EXERCISE DIRECTIONS -> Among the lines below, list those containing the string "thumb".

--- Start DATA PROVIDED ---

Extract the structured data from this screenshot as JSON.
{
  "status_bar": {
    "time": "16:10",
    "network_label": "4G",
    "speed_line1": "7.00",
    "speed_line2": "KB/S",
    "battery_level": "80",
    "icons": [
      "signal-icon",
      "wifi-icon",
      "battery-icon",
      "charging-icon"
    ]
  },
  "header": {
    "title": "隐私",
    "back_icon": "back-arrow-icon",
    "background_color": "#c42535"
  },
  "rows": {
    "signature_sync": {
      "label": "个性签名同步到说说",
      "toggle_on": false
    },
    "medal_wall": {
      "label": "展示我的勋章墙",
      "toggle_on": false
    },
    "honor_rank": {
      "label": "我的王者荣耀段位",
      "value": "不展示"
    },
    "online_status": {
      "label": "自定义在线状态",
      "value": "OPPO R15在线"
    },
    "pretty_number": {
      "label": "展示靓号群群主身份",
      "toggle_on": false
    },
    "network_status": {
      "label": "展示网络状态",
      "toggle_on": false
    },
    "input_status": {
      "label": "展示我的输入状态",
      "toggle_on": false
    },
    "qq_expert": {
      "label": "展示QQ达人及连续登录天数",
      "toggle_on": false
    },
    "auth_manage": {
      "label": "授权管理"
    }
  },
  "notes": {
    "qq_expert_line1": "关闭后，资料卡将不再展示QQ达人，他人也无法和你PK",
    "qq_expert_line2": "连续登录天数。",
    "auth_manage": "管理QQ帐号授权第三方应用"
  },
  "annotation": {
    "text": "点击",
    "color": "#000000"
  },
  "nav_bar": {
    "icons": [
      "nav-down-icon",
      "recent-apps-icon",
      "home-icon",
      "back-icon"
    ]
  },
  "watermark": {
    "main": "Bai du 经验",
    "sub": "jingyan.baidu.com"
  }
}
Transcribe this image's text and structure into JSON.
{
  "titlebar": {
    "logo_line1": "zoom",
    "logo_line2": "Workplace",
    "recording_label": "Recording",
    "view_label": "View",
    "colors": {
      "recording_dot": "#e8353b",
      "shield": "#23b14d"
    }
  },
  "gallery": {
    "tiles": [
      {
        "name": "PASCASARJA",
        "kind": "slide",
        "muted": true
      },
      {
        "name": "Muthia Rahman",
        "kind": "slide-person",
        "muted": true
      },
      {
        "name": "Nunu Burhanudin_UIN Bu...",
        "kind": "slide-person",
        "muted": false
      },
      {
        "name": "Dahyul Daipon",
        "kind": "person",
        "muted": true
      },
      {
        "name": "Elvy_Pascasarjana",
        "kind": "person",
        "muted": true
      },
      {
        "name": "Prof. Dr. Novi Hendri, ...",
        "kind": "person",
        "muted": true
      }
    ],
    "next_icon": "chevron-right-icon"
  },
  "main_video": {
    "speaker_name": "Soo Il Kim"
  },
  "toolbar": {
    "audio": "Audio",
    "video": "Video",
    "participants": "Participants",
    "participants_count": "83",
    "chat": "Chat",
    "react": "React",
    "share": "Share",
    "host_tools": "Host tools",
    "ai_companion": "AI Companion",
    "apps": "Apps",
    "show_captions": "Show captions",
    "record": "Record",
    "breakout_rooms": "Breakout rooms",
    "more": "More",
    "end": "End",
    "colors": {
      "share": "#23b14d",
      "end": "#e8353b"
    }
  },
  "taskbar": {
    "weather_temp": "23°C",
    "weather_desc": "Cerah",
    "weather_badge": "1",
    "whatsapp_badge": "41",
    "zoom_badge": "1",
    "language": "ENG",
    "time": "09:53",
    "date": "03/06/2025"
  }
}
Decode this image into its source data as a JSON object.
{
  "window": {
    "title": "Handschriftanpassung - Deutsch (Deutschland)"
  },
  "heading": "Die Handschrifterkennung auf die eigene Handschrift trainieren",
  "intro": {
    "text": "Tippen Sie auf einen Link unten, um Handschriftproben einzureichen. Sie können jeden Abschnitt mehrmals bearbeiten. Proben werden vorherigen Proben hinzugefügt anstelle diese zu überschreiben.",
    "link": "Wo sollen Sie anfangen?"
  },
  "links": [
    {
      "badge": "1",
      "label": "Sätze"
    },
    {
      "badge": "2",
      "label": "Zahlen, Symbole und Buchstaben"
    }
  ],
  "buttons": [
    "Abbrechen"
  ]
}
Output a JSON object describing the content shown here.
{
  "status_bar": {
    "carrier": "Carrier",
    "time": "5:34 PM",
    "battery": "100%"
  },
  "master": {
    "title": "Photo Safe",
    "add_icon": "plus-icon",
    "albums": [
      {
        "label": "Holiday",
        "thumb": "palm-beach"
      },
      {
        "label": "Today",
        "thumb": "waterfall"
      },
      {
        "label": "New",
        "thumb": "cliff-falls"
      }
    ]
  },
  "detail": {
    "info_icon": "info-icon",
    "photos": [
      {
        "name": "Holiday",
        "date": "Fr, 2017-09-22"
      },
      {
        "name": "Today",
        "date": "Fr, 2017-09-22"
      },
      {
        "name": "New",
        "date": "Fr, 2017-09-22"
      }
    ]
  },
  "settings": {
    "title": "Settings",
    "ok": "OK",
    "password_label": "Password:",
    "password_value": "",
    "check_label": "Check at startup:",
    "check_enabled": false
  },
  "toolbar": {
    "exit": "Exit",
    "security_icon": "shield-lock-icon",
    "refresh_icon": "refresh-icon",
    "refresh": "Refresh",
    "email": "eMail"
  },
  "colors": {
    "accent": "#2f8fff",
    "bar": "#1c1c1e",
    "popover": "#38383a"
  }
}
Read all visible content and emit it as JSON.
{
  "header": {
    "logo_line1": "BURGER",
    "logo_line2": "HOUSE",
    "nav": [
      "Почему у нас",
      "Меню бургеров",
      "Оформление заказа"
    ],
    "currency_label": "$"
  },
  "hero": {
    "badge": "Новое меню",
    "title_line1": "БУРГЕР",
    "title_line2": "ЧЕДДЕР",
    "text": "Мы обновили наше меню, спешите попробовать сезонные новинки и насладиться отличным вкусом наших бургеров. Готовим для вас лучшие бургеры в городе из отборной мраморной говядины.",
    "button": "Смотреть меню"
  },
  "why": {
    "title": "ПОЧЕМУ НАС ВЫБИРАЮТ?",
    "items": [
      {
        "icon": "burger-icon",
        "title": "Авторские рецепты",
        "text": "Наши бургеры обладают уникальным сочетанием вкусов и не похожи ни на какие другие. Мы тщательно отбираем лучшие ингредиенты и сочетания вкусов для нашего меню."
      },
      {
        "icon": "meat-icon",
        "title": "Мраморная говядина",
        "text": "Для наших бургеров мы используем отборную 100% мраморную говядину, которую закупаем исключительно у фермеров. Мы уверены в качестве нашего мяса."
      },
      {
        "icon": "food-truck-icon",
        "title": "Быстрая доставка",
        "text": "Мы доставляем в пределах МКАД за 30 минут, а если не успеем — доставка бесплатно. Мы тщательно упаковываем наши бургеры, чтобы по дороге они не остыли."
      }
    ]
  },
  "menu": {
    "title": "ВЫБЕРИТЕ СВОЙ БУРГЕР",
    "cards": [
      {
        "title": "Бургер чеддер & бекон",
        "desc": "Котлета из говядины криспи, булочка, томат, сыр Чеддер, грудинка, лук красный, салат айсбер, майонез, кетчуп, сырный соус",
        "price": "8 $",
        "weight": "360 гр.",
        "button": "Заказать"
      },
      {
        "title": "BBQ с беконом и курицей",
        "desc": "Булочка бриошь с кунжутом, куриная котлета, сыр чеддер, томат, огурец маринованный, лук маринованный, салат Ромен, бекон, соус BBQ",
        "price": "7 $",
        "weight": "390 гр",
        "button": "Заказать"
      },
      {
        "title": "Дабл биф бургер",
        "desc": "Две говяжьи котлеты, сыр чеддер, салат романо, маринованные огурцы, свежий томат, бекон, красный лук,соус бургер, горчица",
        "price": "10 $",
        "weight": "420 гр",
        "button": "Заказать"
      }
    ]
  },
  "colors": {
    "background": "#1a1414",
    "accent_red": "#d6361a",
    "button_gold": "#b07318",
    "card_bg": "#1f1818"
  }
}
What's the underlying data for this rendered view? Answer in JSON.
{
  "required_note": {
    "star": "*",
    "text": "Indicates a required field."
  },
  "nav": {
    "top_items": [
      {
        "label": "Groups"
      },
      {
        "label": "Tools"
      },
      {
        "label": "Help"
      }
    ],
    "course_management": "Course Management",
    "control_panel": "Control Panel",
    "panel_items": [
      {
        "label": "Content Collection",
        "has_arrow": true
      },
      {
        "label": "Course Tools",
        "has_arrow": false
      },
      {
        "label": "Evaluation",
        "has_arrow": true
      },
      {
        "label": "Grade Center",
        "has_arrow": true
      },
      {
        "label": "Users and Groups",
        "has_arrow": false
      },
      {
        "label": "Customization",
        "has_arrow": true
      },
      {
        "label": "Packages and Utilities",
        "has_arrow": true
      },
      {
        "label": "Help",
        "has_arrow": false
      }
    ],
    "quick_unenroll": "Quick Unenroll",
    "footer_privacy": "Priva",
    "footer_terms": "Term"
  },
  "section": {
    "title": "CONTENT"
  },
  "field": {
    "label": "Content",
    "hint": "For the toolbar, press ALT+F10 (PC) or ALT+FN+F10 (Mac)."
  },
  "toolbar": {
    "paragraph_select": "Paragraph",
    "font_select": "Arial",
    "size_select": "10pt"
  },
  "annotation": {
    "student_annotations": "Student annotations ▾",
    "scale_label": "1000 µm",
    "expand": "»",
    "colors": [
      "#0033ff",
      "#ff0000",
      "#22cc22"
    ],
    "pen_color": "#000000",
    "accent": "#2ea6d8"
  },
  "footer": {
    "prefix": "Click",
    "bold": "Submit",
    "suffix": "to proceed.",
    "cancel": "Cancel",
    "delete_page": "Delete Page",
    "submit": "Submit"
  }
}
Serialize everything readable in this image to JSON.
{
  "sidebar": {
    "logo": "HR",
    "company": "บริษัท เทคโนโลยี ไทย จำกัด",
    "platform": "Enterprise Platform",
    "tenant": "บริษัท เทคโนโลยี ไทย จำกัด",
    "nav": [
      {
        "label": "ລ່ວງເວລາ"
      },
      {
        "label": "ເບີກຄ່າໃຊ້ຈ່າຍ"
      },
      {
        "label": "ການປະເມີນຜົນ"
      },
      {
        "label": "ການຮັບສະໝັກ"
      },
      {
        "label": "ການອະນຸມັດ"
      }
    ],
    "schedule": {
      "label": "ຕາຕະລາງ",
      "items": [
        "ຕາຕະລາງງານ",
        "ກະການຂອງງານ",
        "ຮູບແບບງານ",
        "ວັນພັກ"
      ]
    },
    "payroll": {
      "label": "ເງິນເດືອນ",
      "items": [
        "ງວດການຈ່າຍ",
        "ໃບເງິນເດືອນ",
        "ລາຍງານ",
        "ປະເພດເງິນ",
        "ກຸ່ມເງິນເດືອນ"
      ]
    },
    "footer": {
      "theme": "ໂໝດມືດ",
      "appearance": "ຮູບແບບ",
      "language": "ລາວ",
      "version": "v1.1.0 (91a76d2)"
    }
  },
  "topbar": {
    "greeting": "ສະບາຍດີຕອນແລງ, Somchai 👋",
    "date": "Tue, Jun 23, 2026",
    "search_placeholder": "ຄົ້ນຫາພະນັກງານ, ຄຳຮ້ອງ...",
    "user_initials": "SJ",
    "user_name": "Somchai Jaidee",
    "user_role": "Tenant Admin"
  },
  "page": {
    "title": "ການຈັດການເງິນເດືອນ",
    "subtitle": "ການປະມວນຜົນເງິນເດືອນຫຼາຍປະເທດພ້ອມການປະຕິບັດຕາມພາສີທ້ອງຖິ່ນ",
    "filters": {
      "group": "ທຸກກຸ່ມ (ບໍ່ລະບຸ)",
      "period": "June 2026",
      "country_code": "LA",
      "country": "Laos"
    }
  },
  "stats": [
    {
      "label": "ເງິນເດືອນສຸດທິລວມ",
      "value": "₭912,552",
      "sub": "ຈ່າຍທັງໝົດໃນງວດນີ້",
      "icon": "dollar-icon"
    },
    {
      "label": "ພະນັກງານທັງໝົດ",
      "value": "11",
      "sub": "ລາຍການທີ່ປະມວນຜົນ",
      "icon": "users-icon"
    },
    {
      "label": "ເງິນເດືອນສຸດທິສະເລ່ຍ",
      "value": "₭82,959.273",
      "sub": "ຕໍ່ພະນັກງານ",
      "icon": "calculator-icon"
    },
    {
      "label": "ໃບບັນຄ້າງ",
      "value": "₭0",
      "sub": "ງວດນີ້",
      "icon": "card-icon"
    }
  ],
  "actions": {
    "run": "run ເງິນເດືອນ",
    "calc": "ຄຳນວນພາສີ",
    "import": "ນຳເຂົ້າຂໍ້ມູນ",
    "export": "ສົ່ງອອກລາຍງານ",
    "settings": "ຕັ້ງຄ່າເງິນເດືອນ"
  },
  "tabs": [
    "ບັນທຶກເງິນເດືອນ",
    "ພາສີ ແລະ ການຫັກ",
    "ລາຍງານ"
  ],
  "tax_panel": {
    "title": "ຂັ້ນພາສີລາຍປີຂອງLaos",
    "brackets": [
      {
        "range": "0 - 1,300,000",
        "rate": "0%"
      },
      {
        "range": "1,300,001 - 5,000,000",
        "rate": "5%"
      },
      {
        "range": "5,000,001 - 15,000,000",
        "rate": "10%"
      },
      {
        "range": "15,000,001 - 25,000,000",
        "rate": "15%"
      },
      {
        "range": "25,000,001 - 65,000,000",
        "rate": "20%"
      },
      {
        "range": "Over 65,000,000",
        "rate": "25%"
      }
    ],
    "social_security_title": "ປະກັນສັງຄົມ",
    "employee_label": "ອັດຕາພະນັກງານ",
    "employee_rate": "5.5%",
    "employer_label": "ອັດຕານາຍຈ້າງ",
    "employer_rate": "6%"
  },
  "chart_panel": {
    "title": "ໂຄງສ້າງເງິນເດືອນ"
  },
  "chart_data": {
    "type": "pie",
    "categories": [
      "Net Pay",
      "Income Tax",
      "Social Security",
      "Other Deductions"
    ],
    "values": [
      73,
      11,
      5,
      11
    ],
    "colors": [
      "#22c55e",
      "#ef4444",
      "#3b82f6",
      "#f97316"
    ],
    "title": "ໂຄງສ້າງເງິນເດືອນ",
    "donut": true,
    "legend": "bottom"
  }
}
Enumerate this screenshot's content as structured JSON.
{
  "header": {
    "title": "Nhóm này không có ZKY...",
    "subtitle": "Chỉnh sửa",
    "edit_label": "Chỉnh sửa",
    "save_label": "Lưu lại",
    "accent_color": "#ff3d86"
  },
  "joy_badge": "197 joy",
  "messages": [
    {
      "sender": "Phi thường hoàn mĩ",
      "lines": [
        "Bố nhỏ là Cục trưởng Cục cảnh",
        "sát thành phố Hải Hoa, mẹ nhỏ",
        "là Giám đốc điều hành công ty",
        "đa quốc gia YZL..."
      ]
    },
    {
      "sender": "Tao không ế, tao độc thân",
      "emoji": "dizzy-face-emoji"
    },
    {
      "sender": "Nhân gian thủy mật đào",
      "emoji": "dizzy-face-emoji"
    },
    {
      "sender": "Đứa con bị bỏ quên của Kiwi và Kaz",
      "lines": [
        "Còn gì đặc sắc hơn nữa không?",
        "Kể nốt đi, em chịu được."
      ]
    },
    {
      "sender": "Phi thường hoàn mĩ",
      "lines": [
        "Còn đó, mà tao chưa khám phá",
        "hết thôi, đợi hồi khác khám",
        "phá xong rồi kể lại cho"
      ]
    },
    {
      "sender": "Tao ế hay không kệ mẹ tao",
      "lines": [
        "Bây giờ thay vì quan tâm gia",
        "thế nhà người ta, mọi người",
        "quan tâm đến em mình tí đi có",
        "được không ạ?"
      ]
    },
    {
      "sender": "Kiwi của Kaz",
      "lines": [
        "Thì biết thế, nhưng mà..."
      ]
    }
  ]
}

--- End DATA PROVIDED ---

ANSWER TO THIS EXERCISE ->
        "thumb": "palm-beach"
        "thumb": "waterfall"
        "thumb": "cliff-falls"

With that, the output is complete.